> [TASK INPUT]
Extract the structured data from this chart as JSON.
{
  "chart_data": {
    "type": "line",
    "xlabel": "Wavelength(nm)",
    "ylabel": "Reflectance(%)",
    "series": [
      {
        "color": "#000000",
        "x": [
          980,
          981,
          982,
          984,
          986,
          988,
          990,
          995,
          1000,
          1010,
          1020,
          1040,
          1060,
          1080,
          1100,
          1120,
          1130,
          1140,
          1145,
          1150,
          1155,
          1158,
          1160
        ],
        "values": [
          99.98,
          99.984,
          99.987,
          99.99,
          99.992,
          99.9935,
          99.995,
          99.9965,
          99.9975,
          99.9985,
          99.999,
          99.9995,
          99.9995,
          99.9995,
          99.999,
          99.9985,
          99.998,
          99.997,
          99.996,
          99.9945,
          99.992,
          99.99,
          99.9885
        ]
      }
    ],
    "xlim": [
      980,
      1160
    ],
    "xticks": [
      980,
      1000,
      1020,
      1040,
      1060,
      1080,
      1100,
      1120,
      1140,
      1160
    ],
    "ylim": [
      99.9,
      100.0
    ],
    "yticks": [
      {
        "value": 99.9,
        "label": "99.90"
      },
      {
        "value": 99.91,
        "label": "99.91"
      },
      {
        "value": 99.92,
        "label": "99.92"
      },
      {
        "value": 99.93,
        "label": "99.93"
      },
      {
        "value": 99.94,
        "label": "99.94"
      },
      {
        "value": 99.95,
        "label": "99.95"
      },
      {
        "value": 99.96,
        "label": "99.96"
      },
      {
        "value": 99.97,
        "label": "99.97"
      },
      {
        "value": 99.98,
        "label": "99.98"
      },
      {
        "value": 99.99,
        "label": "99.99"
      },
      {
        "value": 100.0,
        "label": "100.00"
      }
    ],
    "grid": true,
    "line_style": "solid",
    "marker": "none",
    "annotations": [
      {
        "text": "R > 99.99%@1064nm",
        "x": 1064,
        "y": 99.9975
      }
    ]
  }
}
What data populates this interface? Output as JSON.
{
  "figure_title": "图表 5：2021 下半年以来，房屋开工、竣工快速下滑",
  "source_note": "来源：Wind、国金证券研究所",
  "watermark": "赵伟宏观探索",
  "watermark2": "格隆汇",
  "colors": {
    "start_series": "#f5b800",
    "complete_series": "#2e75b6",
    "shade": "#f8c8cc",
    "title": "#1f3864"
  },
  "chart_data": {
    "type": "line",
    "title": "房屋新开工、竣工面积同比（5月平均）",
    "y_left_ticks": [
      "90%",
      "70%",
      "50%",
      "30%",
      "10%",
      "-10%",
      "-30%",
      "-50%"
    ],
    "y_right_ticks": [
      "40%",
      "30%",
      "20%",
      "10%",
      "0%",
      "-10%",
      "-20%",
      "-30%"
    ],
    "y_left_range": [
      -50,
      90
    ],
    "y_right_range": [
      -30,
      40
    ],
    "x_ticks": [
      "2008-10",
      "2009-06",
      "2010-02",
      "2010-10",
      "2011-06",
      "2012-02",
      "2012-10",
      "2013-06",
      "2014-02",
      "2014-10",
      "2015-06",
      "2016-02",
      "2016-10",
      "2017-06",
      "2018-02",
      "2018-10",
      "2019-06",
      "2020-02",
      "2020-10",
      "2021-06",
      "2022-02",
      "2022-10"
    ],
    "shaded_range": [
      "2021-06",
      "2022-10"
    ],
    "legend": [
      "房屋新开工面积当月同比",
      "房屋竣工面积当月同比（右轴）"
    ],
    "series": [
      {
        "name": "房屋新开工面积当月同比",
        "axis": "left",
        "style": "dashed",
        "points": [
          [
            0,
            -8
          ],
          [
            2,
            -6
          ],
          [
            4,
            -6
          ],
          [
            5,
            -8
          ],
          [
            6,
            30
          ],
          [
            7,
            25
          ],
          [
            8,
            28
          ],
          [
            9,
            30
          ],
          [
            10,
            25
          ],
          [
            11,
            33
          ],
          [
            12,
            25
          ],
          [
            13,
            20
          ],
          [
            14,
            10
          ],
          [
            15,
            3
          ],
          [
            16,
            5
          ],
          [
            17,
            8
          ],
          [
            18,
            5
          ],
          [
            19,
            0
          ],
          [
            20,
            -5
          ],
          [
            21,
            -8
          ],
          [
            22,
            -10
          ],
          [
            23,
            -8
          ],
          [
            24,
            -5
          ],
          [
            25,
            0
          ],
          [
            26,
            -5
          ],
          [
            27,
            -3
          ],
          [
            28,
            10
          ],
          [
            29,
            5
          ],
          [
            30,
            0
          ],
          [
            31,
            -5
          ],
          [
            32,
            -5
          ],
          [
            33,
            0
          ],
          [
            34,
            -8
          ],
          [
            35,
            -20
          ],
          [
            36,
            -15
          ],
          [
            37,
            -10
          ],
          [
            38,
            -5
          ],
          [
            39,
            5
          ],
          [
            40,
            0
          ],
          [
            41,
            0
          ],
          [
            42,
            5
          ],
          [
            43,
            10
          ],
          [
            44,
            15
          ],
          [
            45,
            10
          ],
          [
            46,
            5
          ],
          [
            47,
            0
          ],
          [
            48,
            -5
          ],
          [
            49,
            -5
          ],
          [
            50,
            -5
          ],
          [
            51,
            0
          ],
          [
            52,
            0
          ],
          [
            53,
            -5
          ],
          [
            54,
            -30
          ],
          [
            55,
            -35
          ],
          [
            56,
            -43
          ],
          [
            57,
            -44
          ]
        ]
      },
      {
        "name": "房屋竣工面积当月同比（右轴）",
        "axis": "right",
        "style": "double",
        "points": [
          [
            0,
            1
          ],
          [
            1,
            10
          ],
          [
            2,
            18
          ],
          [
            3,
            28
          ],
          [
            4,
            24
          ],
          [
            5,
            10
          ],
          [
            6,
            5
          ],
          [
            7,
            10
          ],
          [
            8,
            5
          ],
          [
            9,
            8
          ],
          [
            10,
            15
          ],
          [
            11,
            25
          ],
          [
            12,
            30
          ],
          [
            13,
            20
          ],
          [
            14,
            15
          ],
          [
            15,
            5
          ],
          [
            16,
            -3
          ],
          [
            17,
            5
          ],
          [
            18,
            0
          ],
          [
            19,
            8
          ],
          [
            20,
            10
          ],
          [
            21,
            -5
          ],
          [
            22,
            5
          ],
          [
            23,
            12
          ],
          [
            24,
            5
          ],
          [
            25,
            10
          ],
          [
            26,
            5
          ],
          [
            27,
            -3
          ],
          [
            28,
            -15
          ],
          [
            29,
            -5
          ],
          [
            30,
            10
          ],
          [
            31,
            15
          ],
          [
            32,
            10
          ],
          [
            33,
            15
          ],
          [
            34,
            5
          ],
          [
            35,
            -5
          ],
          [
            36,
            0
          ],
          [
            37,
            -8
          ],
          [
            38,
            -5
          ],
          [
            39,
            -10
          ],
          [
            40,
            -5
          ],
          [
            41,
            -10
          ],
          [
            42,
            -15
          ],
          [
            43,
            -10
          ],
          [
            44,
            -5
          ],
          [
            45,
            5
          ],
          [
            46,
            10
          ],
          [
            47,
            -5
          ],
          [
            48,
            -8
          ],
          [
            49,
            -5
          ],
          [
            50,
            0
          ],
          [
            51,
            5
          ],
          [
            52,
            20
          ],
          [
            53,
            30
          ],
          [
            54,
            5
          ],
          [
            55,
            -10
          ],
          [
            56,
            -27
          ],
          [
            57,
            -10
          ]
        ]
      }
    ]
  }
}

> [WRITTEN TASK] Retype the data in full and match it exactly.

> [FINAL RESULT]
Extract the structured data from this chart as JSON.
{
  "chart_data": {
    "type": "line",
    "xlabel": "Wavelength(nm)",
    "ylabel": "Reflectance(%)",
    "series": [
      {
        "color": "#000000",
        "x": [
          980,
          981,
          982,
          984,
          986,
          988,
          990,
          995,
          1000,
          1010,
          1020,
          1040,
          1060,
          1080,
          1100,
          1120,
          1130,
          1140,
          1145,
          1150,
          1155,
          1158,
          1160
        ],
        "values": [
          99.98,
          99.984,
          99.987,
          99.99,
          99.992,
          99.9935,
          99.995,
          99.9965,
          99.9975,
          99.9985,
          99.999,
          99.9995,
          99.9995,
          99.9995,
          99.999,
          99.9985,
          99.998,
          99.997,
          99.996,
          99.9945,
          99.992,
          99.99,
          99.9885
        ]
      }
    ],
    "xlim": [
      980,
      1160
    ],
    "xticks": [
      980,
      1000,
      1020,
      1040,
      1060,
      1080,
      1100,
      1120,
      1140,
      1160
    ],
    "ylim": [
      99.9,
      100.0
    ],
    "yticks": [
      {
        "value": 99.9,
        "label": "99.90"
      },
      {
        "value": 99.91,
        "label": "99.91"
      },
      {
        "value": 99.92,
        "label": "99.92"
      },
      {
        "value": 99.93,
        "label": "99.93"
      },
      {
        "value": 99.94,
        "label": "99.94"
      },
      {
        "value": 99.95,
        "label": "99.95"
      },
      {
        "value": 99.96,
        "label": "99.96"
      },
      {
        "value": 99.97,
        "label": "99.97"
      },
      {
        "value": 99.98,
        "label": "99.98"
      },
      {
        "value": 99.99,
        "label": "99.99"
      },
      {
        "value": 100.0,
        "label": "100.00"
      }
    ],
    "grid": true,
    "line_style": "solid",
    "marker": "none",
    "annotations": [
      {
        "text": "R > 99.99%@1064nm",
        "x": 1064,
        "y": 99.9975
      }
    ]
  }
}
What data populates this interface? Output as JSON.
{
  "figure_title": "图表 5：2021 下半年以来，房屋开工、竣工快速下滑",
  "source_note": "来源：Wind、国金证券研究所",
  "watermark": "赵伟宏观探索",
  "watermark2": "格隆汇",
  "colors": {
    "start_series": "#f5b800",
    "complete_series": "#2e75b6",
    "shade": "#f8c8cc",
    "title": "#1f3864"
  },
  "chart_data": {
    "type": "line",
    "title": "房屋新开工、竣工面积同比（5月平均）",
    "y_left_ticks": [
      "90%",
      "70%",
      "50%",
      "30%",
      "10%",
      "-10%",
      "-30%",
      "-50%"
    ],
    "y_right_ticks": [
      "40%",
      "30%",
      "20%",
      "10%",
      "0%",
      "-10%",
      "-20%",
      "-30%"
    ],
    "y_left_range": [
      -50,
      90
    ],
    "y_right_range": [
      -30,
      40
    ],
    "x_ticks": [
      "2008-10",
      "2009-06",
      "2010-02",
      "2010-10",
      "2011-06",
      "2012-02",
      "2012-10",
      "2013-06",
      "2014-02",
      "2014-10",
      "2015-06",
      "2016-02",
      "2016-10",
      "2017-06",
      "2018-02",
      "2018-10",
      "2019-06",
      "2020-02",
      "2020-10",
      "2021-06",
      "2022-02",
      "2022-10"
    ],
    "shaded_range": [
      "2021-06",
      "2022-10"
    ],
    "legend": [
      "房屋新开工面积当月同比",
      "房屋竣工面积当月同比（右轴）"
    ],
    "series": [
      {
        "name": "房屋新开工面积当月同比",
        "axis": "left",
        "style": "dashed",
        "points": [
          [
            0,
            -8
          ],
          [
            2,
            -6
          ],
          [
            4,
            -6
          ],
          [
            5,
            -8
          ],
          [
            6,
            30
          ],
          [
            7,
            25
          ],
          [
            8,
            28
          ],
          [
            9,
            30
          ],
          [
            10,
            25
          ],
          [
            11,
            33
          ],
          [
            12,
            25
          ],
          [
            13,
            20
          ],
          [
            14,
            10
          ],
          [
            15,
            3
          ],
          [
            16,
            5
          ],
          [
            17,
            8
          ],
          [
            18,
            5
          ],
          [
            19,
            0
          ],
          [
            20,
            -5
          ],
          [
            21,
            -8
          ],
          [
            22,
            -10
          ],
          [
            23,
            -8
          ],
          [
            24,
            -5
          ],
          [
            25,
            0
          ],
          [
            26,
            -5
          ],
          [
            27,
            -3
          ],
          [
            28,
            10
          ],
          [
            29,
            5
          ],
          [
            30,
            0
          ],
          [
            31,
            -5
          ],
          [
            32,
            -5
          ],
          [
            33,
            0
          ],
          [
            34,
            -8
          ],
          [
            35,
            -20
          ],
          [
            36,
            -15
          ],
          [
            37,
            -10
          ],
          [
            38,
            -5
          ],
          [
            39,
            5
          ],
          [
            40,
            0
          ],
          [
            41,
            0
          ],
          [
            42,
            5
          ],
          [
            43,
            10
          ],
          [
            44,
            15
          ],
          [
            45,
            10
          ],
          [
            46,
            5
          ],
          [
            47,
            0
          ],
          [
            48,
            -5
          ],
          [
            49,
            -5
          ],
          [
            50,
            -5
          ],
          [
            51,
            0
          ],
          [
            52,
            0
          ],
          [
            53,
            -5
          ],
          [
            54,
            -30
          ],
          [
            55,
            -35
          ],
          [
            56,
            -43
          ],
          [
            57,
            -44
          ]
        ]
      },
      {
        "name": "房屋竣工面积当月同比（右轴）",
        "axis": "right",
        "style": "double",
        "points": [
          [
            0,
            1
          ],
          [
            1,
            10
          ],
          [
            2,
            18
          ],
          [
            3,
            28
          ],
          [
            4,
            24
          ],
          [
            5,
            10
          ],
          [
            6,
            5
          ],
          [
            7,
            10
          ],
          [
            8,
            5
          ],
          [
            9,
            8
          ],
          [
            10,
            15
          ],
          [
            11,
            25
          ],
          [
            12,
            30
          ],
          [
            13,
            20
          ],
          [
            14,
            15
          ],
          [
            15,
            5
          ],
          [
            16,
            -3
          ],
          [
            17,
            5
          ],
          [
            18,
            0
          ],
          [
            19,
            8
          ],
          [
            20,
            10
          ],
          [
            21,
            -5
          ],
          [
            22,
            5
          ],
          [
            23,
            12
          ],
          [
            24,
            5
          ],
          [
            25,
            10
          ],
          [
            26,
            5
          ],
          [
            27,
            -3
          ],
          [
            28,
            -15
          ],
          [
            29,
            -5
          ],
          [
            30,
            10
          ],
          [
            31,
            15
          ],
          [
            32,
            10
          ],
          [
            33,
            15
          ],
          [
            34,
            5
          ],
          [
            35,
            -5
          ],
          [
            36,
            0
          ],
          [
            37,
            -8
          ],
          [
            38,
            -5
          ],
          [
            39,
            -10
          ],
          [
            40,
            -5
          ],
          [
            41,
            -10
          ],
          [
            42,
            -15
          ],
          [
            43,
            -10
          ],
          [
            44,
            -5
          ],
          [
            45,
            5
          ],
          [
            46,
            10
          ],
          [
            47,
            -5
          ],
          [
            48,
            -8
          ],
          [
            49,
            -5
          ],
          [
            50,
            0
          ],
          [
            51,
            5
          ],
          [
            52,
            20
          ],
          [
            53,
            30
          ],
          [
            54,
            5
          ],
          [
            55,
            -10
          ],
          [
            56,
            -27
          ],
          [
            57,
            -10
          ]
        ]
      }
    ]
  }
}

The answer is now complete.